Task prompt ▸
Your answer should be one number: the count of lines in these entries that hold the word "Zeitraum".
### Dataset rows
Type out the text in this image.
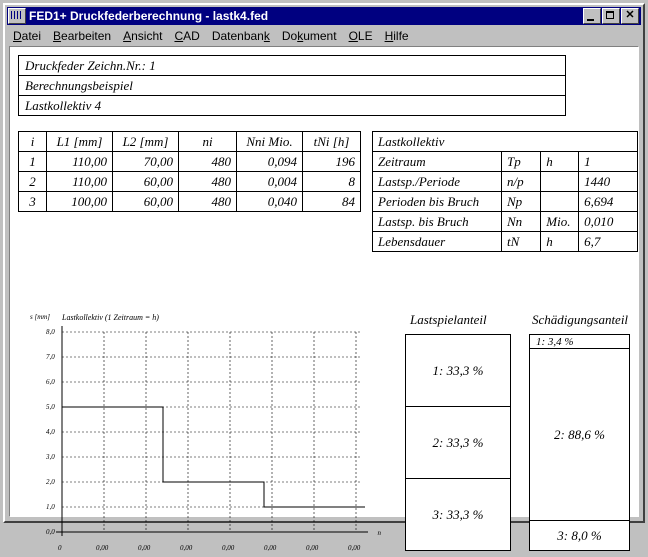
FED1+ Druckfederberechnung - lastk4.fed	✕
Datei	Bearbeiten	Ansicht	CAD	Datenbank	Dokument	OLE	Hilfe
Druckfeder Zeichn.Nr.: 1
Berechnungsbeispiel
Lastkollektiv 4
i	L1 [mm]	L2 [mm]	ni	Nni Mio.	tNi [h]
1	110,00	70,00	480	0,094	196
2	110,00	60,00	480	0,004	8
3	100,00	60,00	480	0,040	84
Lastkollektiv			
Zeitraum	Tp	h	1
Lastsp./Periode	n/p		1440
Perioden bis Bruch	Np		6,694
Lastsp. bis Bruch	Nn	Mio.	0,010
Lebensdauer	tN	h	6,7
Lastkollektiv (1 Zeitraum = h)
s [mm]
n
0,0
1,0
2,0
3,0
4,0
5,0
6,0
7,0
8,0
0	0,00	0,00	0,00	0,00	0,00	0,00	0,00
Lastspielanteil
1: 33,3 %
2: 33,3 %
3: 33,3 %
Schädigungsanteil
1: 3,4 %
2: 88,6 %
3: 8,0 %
######
Reply to the exercise ▸
2